> [Source excerpt]
Q&A About Flood Zones

 Is my property in a flood zone?

Yes. The entire city of Palo Alto is in a flood zone of one kind or another. But most of the city is in an "X" zone, which the Federal Emergency Management Agency (FEMA) describes as an area either lying outside the so-called 100year flood limit and inside the 500year flood limit, or as lying within the 100year flood limit but shallow enough to not represent a special hazard. The remainder of the city lies within Special Flood Hazard Areas (SFHA), which, roughly speaking, means the area of special hazard from a so-called "100year flood". (The Foothills area is a special case. It has not been studied and is Zone X by default.)

What's a "100year flood"?

"100year flood" is actually something of a misnomer: such a flood does not happen every 100 years. Rather, over a very long period of time such a flood occurs every hundred years on the average. To be accurate, such a flood has a 1% chance of occurring in any given year. This can be misleading as to the actual chances: by simple statistical math it can be calculated that such a flood has a 26% chance of occurring during the life of a 30year mortgage.

FEMA's choice of the 100year flood as the limit of the SFHA is quite arbitrary. A property lying just outside this area but within a 105year zone is almost equally likely to be flooded. And, like the Big Earthquake, the question is not "if" such a flood will occur but "when".

When was the last time we had a 100year flood?

No one's really sure. Historically, development in the area is relatively recent. It hasn't been that long since most of the floodprone areas were bayland or farmland and no one really cared whether a flood was a 100year flood. There have been major floods, though, with the 1950s being noteworthy: once, Baylands levees failed and a large area extending into Louis Road was flooded; another time the entire area from Middlefield Road at San Francisquito Creek to the Oregon Avenue/Bayshore area and beyond was flooded, with water flowing over the Bayshore Highway; this event was largely repeated in the disastrous flood of February 1998, considered roughly to have been a 70 or 80year flood.

What kinds of Special Flood Hazard Areas are there?

There are three basic types of SFHA in Palo Alto: areas where the flood waters are "ponded", with a more or less level surface like a lake (AE zone), areas where water flows down a gentle slope up to two feet deep (A0 zones), and the AH zones, which may be either.

The largest AE zone in Palo Alto is an area predicted to be flooded by extraordinary bay tides overtopping the levees around the Baylands and reaching a height of nearly 8feet above sea level. This AE zone covers a large area generally from Middlefield Road to the bay. Some properties within this area have an elevation as low as 2.1 feet above sea level, meaning the predicted flood would be some 6feet deep.

> [Problem]
Please pick up the Palo Alto flood zone Q&A above right after its last sentence and carry it further.

> [Material provided]
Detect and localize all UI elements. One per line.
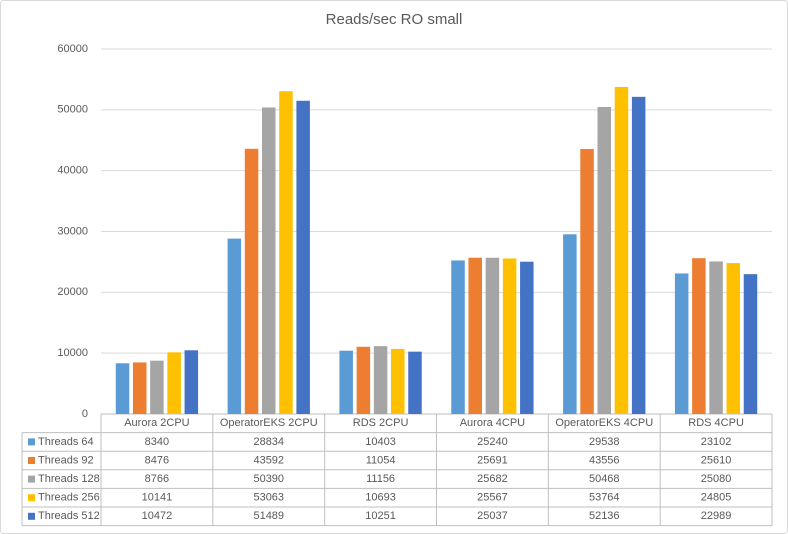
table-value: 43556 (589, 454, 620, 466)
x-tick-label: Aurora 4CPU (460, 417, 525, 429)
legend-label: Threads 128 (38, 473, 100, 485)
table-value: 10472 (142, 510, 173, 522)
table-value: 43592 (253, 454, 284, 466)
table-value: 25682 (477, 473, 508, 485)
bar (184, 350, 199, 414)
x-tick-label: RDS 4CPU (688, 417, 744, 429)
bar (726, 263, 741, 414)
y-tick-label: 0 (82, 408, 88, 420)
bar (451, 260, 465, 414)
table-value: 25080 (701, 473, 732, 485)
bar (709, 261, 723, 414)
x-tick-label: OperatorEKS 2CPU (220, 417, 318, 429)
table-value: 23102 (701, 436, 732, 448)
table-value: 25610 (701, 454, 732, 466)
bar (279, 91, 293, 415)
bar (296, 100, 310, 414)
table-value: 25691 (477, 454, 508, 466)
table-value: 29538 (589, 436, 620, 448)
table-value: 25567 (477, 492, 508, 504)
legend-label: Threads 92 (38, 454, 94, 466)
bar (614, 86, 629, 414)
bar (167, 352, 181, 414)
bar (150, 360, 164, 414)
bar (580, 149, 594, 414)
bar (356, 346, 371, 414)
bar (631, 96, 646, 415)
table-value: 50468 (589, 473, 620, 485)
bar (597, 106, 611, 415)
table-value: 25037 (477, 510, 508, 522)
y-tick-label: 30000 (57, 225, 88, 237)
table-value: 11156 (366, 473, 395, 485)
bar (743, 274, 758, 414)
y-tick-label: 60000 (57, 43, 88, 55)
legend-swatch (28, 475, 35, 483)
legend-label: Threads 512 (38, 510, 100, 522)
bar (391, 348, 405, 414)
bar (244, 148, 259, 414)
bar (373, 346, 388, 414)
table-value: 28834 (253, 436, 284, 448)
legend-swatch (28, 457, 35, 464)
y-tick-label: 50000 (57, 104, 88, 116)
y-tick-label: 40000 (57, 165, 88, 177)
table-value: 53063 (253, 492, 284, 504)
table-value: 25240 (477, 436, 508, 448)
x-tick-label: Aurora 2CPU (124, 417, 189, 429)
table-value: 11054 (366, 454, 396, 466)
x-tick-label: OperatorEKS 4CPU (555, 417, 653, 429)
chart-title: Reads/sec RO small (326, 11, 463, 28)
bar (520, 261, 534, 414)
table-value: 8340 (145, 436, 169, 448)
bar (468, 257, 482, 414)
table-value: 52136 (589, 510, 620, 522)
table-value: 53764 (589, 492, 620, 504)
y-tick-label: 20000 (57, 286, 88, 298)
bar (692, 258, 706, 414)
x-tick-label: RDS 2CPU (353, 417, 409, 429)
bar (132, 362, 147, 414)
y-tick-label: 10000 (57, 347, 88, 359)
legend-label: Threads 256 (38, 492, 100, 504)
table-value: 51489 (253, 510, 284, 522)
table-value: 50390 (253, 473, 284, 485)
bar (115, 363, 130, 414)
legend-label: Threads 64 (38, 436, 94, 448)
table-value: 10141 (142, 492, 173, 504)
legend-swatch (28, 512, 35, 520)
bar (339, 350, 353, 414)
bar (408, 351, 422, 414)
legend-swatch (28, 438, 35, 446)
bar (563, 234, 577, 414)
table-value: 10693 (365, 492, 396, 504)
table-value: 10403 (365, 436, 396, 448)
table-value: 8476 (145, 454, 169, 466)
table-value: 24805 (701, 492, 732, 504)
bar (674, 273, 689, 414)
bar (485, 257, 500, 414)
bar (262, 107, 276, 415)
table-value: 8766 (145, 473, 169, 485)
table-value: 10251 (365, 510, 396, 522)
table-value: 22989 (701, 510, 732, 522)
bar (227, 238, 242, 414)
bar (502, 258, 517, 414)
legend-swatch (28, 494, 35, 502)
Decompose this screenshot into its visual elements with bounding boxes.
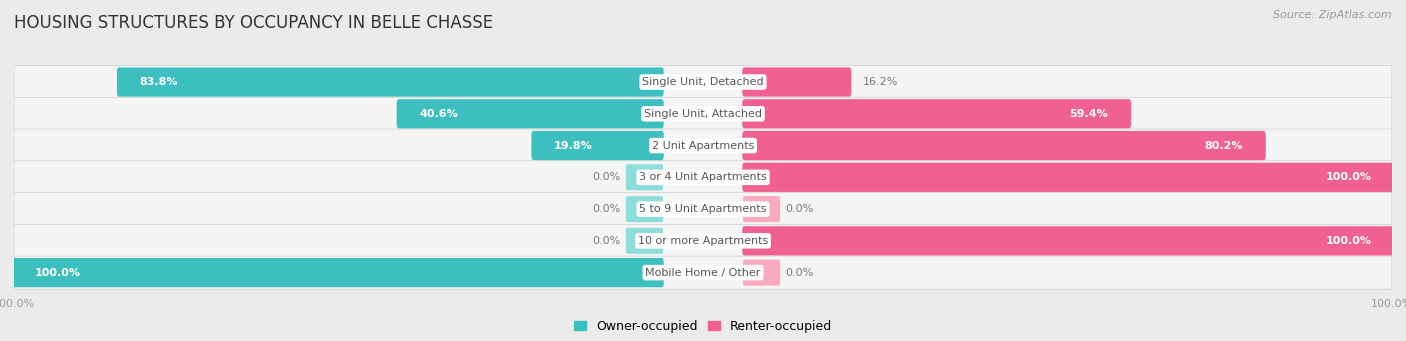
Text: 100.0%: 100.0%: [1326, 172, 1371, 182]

> [Answer below]
The largest AH zone lies along a wide strip from west of Middlefield Road from San Francisquito Creek to Hamilton Avenue and extending down to the Embarcadero Road/Bayshore interchange and between Channing Avenue and Hamilton Avenue, and is subject to flooding by overflow from San Francisquito Creek; this was roughly the area of the disastrous flooding of February 1998.

The next largest SFHAs lie west of the Southern Pacific/CalTrain tracks along Park Boulevard between Page Mill Road and Charleston Road.

These areas are shown on the Flood Insurance Rate Maps (FIRM) published by FEMA.

Didn't the work done on the creeks eliminate the flood zones?

The Santa Clara Valley Water District (not the City of Palo Alto) did extensive work on some of the creeks. This work was to eliminate or reduce the SFHAs lying west of the railroad tracks. It does not have any impact on the large AE zone caused by bay flooding. FEMA has already issued a Letter of Map Revision (LOMR) removing some areas from the SFHAs due to completion of some of the work along Adobe Creek and these are now incorporated into the latest Flood Insurance Rate Maps. Unfortunately, the work along Matadero and Barron Creeks did not go completely as planned and as of this writing there have been no further map changes due to creek work.

How can I find out for myself if I'm in a Special Flood Hazard Area?

Both the Public Works and Planning departments at the Palo Alto Civic Center have the flood maps available for viewing. Or Public Works will give that information over the phone at 3292151, by FAX at 3292240, or by CLICKING HERE. Public Works can also supply a letter stating the flood zone for a given property.  There is a fee associated with providing this letter.

Do I have to buy flood insurance if I'm in an SFHA?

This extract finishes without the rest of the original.